To do: For the records that follow, return only the count of lines containing the string "points".

[Dataset items]
START

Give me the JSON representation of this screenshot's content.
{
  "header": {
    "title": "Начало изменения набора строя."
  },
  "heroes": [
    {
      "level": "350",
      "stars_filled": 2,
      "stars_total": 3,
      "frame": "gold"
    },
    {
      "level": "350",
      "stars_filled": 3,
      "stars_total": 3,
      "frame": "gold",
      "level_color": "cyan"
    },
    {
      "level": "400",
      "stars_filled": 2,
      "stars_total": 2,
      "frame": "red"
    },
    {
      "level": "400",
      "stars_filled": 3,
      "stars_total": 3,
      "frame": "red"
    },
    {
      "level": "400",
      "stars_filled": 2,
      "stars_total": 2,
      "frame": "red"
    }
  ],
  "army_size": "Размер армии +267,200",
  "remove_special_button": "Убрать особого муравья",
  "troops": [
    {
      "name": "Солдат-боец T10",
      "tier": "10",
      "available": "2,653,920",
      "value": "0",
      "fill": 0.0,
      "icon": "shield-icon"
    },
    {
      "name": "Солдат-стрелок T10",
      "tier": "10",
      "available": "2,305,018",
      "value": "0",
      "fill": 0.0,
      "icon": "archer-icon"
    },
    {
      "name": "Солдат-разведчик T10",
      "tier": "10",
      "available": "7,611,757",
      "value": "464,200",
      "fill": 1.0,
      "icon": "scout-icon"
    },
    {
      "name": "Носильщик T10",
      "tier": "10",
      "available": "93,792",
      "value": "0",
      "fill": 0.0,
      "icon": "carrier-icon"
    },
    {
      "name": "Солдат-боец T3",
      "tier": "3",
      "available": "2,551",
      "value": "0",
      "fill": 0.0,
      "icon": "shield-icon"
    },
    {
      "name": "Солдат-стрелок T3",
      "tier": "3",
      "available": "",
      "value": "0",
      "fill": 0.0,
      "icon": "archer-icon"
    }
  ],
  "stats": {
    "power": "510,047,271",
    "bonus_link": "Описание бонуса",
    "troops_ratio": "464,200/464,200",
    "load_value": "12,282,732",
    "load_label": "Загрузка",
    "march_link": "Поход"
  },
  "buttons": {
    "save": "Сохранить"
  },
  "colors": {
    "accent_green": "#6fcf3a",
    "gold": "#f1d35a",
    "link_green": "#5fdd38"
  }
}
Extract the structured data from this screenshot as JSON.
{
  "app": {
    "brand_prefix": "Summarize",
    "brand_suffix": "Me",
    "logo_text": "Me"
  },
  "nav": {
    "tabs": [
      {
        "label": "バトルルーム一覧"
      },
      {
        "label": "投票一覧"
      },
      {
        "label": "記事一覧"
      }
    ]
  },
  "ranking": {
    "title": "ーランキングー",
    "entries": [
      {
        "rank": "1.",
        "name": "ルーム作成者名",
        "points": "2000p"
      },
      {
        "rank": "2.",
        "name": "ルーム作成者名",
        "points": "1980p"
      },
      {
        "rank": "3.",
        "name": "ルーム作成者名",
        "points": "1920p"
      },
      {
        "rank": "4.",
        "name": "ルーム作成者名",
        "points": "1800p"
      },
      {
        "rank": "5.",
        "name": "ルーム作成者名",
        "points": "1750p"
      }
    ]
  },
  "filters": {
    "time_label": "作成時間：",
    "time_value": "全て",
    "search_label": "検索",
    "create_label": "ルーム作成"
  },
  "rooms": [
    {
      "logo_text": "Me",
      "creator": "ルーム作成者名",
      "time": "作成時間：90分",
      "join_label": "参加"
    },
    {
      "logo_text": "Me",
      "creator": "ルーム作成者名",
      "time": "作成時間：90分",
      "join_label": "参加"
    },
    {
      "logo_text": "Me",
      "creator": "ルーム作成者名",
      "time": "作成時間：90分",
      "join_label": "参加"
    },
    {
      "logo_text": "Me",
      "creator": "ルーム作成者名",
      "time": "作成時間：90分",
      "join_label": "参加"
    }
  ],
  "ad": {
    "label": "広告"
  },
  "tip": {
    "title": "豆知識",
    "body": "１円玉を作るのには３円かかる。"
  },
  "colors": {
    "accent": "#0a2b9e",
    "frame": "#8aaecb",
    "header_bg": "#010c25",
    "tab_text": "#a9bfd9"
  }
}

END

Full solution: 5